• **LISTED ENTRIES**:
########################################

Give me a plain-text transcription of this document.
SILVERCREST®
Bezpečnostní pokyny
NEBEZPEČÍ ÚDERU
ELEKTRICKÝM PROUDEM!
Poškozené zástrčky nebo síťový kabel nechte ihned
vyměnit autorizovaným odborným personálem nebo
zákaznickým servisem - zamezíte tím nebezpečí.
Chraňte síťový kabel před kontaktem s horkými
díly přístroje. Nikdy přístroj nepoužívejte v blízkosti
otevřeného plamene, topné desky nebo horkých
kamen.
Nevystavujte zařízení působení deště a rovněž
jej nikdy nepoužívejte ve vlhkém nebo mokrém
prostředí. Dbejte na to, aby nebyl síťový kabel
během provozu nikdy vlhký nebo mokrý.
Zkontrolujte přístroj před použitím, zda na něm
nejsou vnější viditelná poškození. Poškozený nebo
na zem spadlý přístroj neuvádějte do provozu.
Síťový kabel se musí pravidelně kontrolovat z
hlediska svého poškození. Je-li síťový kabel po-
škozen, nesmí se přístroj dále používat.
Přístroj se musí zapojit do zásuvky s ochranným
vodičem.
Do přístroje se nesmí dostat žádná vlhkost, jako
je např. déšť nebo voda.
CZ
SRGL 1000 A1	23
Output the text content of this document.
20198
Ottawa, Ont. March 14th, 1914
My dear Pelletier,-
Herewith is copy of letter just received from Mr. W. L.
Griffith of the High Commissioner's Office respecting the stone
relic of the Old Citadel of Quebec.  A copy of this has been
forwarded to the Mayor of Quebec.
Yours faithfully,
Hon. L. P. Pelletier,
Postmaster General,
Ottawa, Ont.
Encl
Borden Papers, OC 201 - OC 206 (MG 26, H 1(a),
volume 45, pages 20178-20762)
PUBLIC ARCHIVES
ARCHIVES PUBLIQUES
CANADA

########################################

• **REQUIRED WORK**: Print all the data exactly.

• **THE OUTPUT**:
Give me a plain-text transcription of this document.
SILVERCREST®
Bezpečnostní pokyny
NEBEZPEČÍ ÚDERU
ELEKTRICKÝM PROUDEM!
Poškozené zástrčky nebo síťový kabel nechte ihned
vyměnit autorizovaným odborným personálem nebo
zákaznickým servisem - zamezíte tím nebezpečí.
Chraňte síťový kabel před kontaktem s horkými
díly přístroje. Nikdy přístroj nepoužívejte v blízkosti
otevřeného plamene, topné desky nebo horkých
kamen.
Nevystavujte zařízení působení deště a rovněž
jej nikdy nepoužívejte ve vlhkém nebo mokrém
prostředí. Dbejte na to, aby nebyl síťový kabel
během provozu nikdy vlhký nebo mokrý.
Zkontrolujte přístroj před použitím, zda na něm
nejsou vnější viditelná poškození. Poškozený nebo
na zem spadlý přístroj neuvádějte do provozu.
Síťový kabel se musí pravidelně kontrolovat z
hlediska svého poškození. Je-li síťový kabel po-
škozen, nesmí se přístroj dále používat.
Přístroj se musí zapojit do zásuvky s ochranným
vodičem.
Do přístroje se nesmí dostat žádná vlhkost, jako
je např. déšť nebo voda.
CZ
SRGL 1000 A1	23
Output the text content of this document.
20198
Ottawa, Ont. March 14th, 1914
My dear Pelletier,-
Herewith is copy of letter just received from Mr. W. L.
Griffith of the High Commissioner's Office respecting the stone
relic of the Old Citadel of Quebec.  A copy of this has been
forwarded to the Mayor of Quebec.
Yours faithfully,
Hon. L. P. Pelletier,
Postmaster General,
Ottawa, Ont.
Encl
Borden Papers, OC 201 - OC 206 (MG 26, H 1(a),
volume 45, pages 20178-20762)
PUBLIC ARCHIVES
ARCHIVES PUBLIQUES
CANADA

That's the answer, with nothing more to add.